Starting with the line that contains "395, 2471, 636]" and continuing through the line that contains "legend-label: G'' BF + Fe-XG", reproduce only those lines, swapping "Strain Rate" for "Shear Rate" and leaving everything else unchanged.

--- Start of Extracted information ---

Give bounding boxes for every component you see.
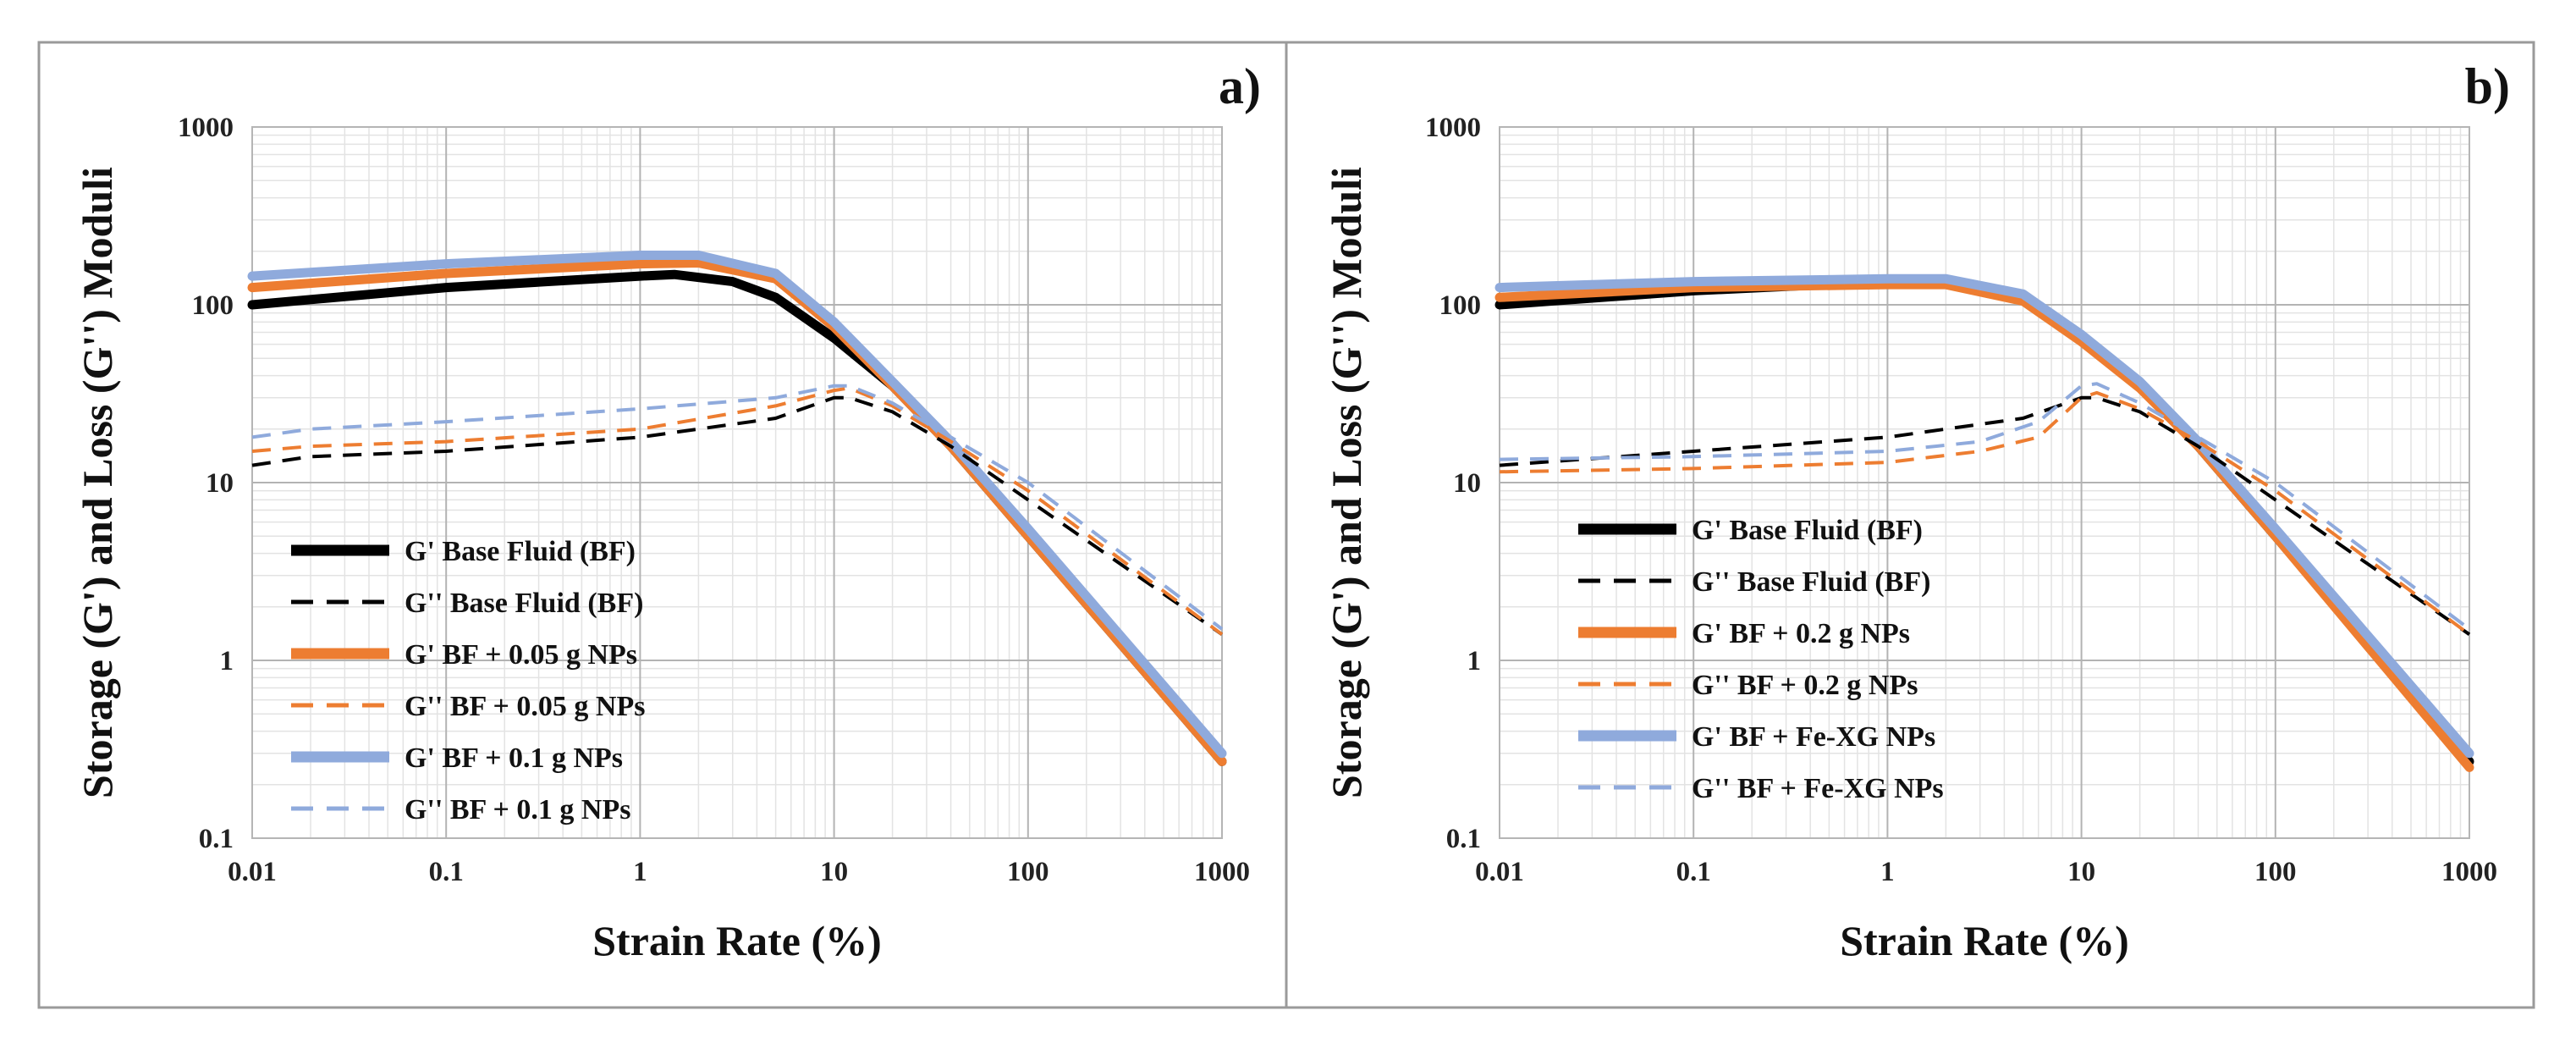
series-line-g-base-fluid-bf	[1499, 395, 2471, 636]
legend-label: G' BF + Fe-XG NPs	[1692, 721, 1935, 753]
y-tick-label: 100	[192, 290, 234, 321]
series-line-g-bf-0-1-g-nps	[251, 384, 1224, 631]
series-line-g-base-fluid-bf	[251, 395, 1224, 636]
x-axis-title: Strain Rate (%)	[592, 917, 882, 964]
legend-label: G'' BF + Fe-XG NPs	[1692, 773, 1944, 804]
x-tick-label: 1000	[1194, 857, 1250, 887]
y-tick-label: 100	[1439, 290, 1482, 321]
x-tick-label: 1000	[2441, 857, 2497, 887]
x-tick-label: 1	[633, 857, 647, 887]
y-tick-label: 1	[1467, 646, 1482, 676]
legend-label: G' Base Fluid (BF)	[405, 536, 636, 567]
x-tick-label: 100	[1007, 857, 1049, 887]
series-line-g-bf-0-1-g-nps	[247, 251, 1227, 759]
series-line-g-bf-fe-xg-nps	[1494, 273, 2474, 759]
y-tick-label: 1000	[178, 113, 234, 143]
x-tick-label: 0.01	[228, 857, 277, 887]
plot-area	[251, 126, 1223, 839]
x-tick-label: 0.1	[1676, 857, 1711, 887]
x-tick-label: 1	[1880, 857, 1895, 887]
legend-label: G' BF + 0.2 g NPs	[1692, 618, 1910, 649]
plot-area	[1499, 126, 2470, 839]
x-tick-label: 0.1	[429, 857, 464, 887]
legend-label: G'' BF + 0.05 g NPs	[405, 691, 645, 722]
y-tick-label: 1	[220, 646, 234, 676]
panel-frame-a	[37, 41, 1288, 1009]
panel-frame-b	[1285, 41, 2535, 1009]
x-tick-label: 10	[820, 857, 848, 887]
series-line-g-bf-0-05-g-nps	[251, 386, 1224, 636]
y-axis-title: Storage (G') and Loss (G'') Moduli	[1323, 167, 1370, 798]
y-axis-title: Storage (G') and Loss (G'') Moduli	[74, 167, 121, 798]
y-tick-label: 0.1	[199, 824, 234, 854]
legend-label: G' BF + 0.1 g NPs	[405, 743, 623, 774]
y-tick-label: 10	[1453, 468, 1481, 499]
y-tick-label: 0.1	[1446, 824, 1481, 854]
panel-label: b)	[2465, 58, 2510, 114]
x-axis-title: Strain Rate (%)	[1840, 917, 2129, 964]
legend-label: G' BF + 0.05 g NPs	[405, 639, 637, 671]
legend-label: G'' BF + 0.2 g NPs	[1692, 670, 1918, 701]
y-tick-label: 1000	[1425, 113, 1481, 143]
legend-label: G'' Base Fluid (BF)	[405, 588, 643, 619]
legend-label: G' Base Fluid (BF)	[1692, 515, 1923, 546]
legend-label: G'' Base Fluid (BF)	[1692, 566, 1930, 598]
panel-label: a)	[1219, 58, 1261, 114]
x-tick-label: 100	[2254, 857, 2297, 887]
x-tick-label: 10	[2067, 857, 2095, 887]
y-tick-label: 10	[206, 468, 234, 499]
x-tick-label: 0.01	[1475, 857, 1524, 887]
legend-label: G'' BF + 0.1 g NPs	[405, 794, 630, 825]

--- End of Extracted information ---

* _In response_
series-line-g-base-fluid-bf	[1499, 395, 2471, 636]
legend-label: G' BF + Fe-XG NPs	[1692, 721, 1935, 753]
y-tick-label: 100	[192, 290, 234, 321]
series-line-g-bf-0-1-g-nps	[251, 384, 1224, 631]
series-line-g-base-fluid-bf	[251, 395, 1224, 636]
x-axis-title: Shear Rate (%)	[592, 917, 882, 964]
legend-label: G'' BF + Fe-XG NPs	[1692, 773, 1944, 804]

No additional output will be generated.